◆ Task to complete ◆
Images are not part of the copy; transcribe all the data exactly.

Figure data in JSON

+ + + + + + +

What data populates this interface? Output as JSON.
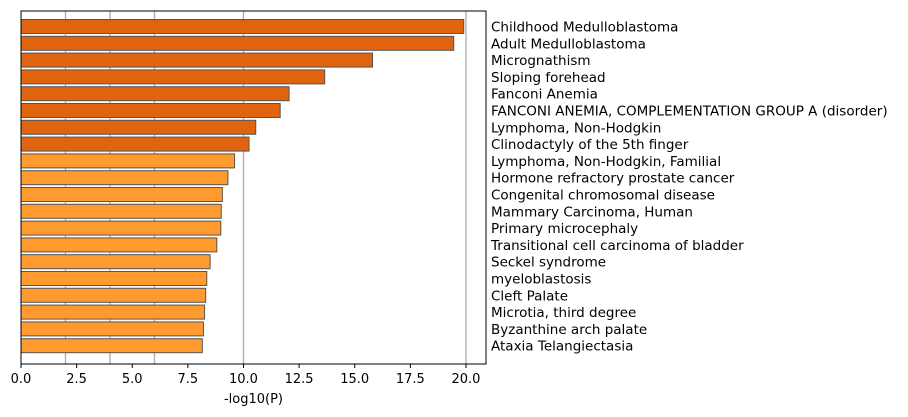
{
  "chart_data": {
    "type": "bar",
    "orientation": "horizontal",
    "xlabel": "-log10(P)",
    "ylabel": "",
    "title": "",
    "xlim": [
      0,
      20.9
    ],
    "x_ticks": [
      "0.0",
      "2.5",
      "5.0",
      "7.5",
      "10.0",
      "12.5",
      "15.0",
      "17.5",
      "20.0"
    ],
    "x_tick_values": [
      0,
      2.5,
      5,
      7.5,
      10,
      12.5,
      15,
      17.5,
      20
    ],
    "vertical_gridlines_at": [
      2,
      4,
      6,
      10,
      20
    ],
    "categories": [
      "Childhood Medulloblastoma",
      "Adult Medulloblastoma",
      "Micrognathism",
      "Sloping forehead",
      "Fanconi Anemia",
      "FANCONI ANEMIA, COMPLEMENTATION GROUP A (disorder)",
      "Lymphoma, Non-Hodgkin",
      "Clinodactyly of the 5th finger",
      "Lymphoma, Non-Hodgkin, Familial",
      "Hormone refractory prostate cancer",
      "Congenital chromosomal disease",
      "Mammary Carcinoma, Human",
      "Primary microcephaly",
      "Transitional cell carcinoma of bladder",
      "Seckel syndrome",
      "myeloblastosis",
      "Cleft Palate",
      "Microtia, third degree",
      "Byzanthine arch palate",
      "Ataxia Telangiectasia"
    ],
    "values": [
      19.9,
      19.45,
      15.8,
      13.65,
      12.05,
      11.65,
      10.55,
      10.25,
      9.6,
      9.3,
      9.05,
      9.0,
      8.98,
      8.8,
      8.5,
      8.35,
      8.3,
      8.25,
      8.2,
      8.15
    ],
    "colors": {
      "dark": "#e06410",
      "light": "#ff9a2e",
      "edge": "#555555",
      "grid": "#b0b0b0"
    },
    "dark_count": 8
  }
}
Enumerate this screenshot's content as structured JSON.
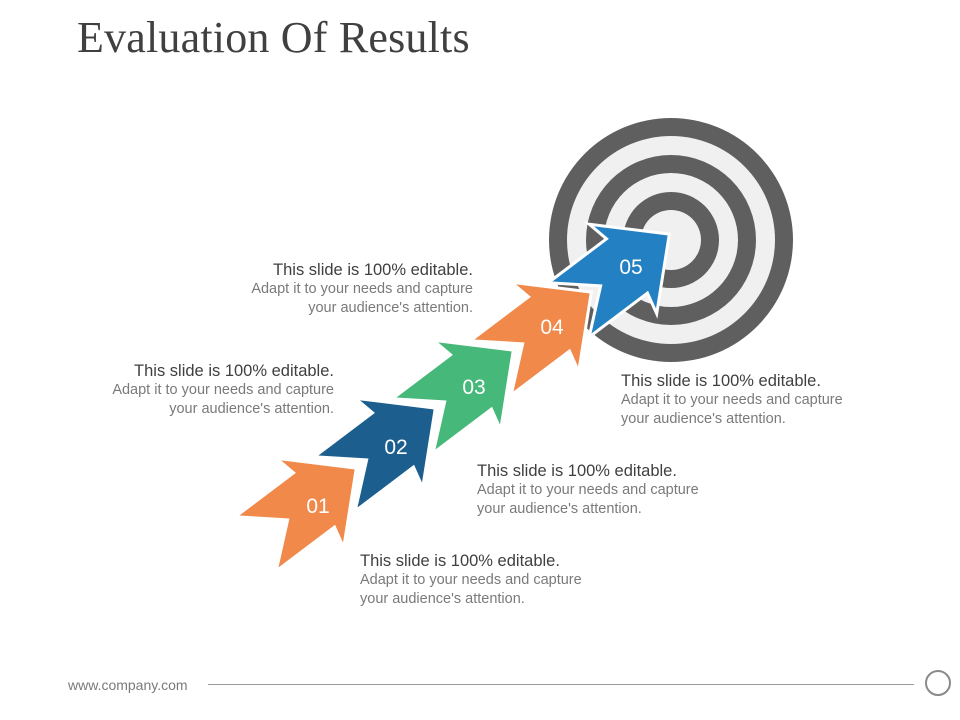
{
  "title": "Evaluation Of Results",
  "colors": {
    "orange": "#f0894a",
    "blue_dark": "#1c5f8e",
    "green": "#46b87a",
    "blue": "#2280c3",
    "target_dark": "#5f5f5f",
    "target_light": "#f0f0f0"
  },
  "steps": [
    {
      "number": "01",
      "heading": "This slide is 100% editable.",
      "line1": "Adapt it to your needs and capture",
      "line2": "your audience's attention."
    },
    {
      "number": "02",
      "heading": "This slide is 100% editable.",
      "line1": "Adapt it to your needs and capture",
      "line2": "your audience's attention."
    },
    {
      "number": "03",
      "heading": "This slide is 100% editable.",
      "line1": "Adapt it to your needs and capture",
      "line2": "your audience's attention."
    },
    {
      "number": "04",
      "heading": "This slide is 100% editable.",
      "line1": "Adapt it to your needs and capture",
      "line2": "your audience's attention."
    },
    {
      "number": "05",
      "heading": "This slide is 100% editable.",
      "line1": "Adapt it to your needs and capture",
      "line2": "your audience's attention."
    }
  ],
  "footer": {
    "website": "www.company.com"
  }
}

+ + + + + + +

◆ Task result ◆
What data populates this interface? Output as JSON.
{
  "chart_data": {
    "type": "bar",
    "orientation": "horizontal",
    "xlabel": "-log10(P)",
    "ylabel": "",
    "title": "",
    "xlim": [
      0,
      20.9
    ],
    "x_ticks": [
      "0.0",
      "2.5",
      "5.0",
      "7.5",
      "10.0",
      "12.5",
      "15.0",
      "17.5",
      "20.0"
    ],
    "x_tick_values": [
      0,
      2.5,
      5,
      7.5,
      10,
      12.5,
      15,
      17.5,
      20
    ],
    "vertical_gridlines_at": [
      2,
      4,
      6,
      10,
      20
    ],
    "categories": [
      "Childhood Medulloblastoma",
      "Adult Medulloblastoma",
      "Micrognathism",
      "Sloping forehead",
      "Fanconi Anemia",
      "FANCONI ANEMIA, COMPLEMENTATION GROUP A (disorder)",
      "Lymphoma, Non-Hodgkin",
      "Clinodactyly of the 5th finger",
      "Lymphoma, Non-Hodgkin, Familial",
      "Hormone refractory prostate cancer",
      "Congenital chromosomal disease",
      "Mammary Carcinoma, Human",
      "Primary microcephaly",
      "Transitional cell carcinoma of bladder",
      "Seckel syndrome",
      "myeloblastosis",
      "Cleft Palate",
      "Microtia, third degree",
      "Byzanthine arch palate",
      "Ataxia Telangiectasia"
    ],
    "values": [
      19.9,
      19.45,
      15.8,
      13.65,
      12.05,
      11.65,
      10.55,
      10.25,
      9.6,
      9.3,
      9.05,
      9.0,
      8.98,
      8.8,
      8.5,
      8.35,
      8.3,
      8.25,
      8.2,
      8.15
    ],
    "colors": {
      "dark": "#e06410",
      "light": "#ff9a2e",
      "edge": "#555555",
      "grid": "#b0b0b0"
    },
    "dark_count": 8
  }
}
Enumerate this screenshot's content as structured JSON.
{
  "title": "Evaluation Of Results",
  "colors": {
    "orange": "#f0894a",
    "blue_dark": "#1c5f8e",
    "green": "#46b87a",
    "blue": "#2280c3",
    "target_dark": "#5f5f5f",
    "target_light": "#f0f0f0"
  },
  "steps": [
    {
      "number": "01",
      "heading": "This slide is 100% editable.",
      "line1": "Adapt it to your needs and capture",
      "line2": "your audience's attention."
    },
    {
      "number": "02",
      "heading": "This slide is 100% editable.",
      "line1": "Adapt it to your needs and capture",
      "line2": "your audience's attention."
    },
    {
      "number": "03",
      "heading": "This slide is 100% editable.",
      "line1": "Adapt it to your needs and capture",
      "line2": "your audience's attention."
    },
    {
      "number": "04",
      "heading": "This slide is 100% editable.",
      "line1": "Adapt it to your needs and capture",
      "line2": "your audience's attention."
    },
    {
      "number": "05",
      "heading": "This slide is 100% editable.",
      "line1": "Adapt it to your needs and capture",
      "line2": "your audience's attention."
    }
  ],
  "footer": {
    "website": "www.company.com"
  }
}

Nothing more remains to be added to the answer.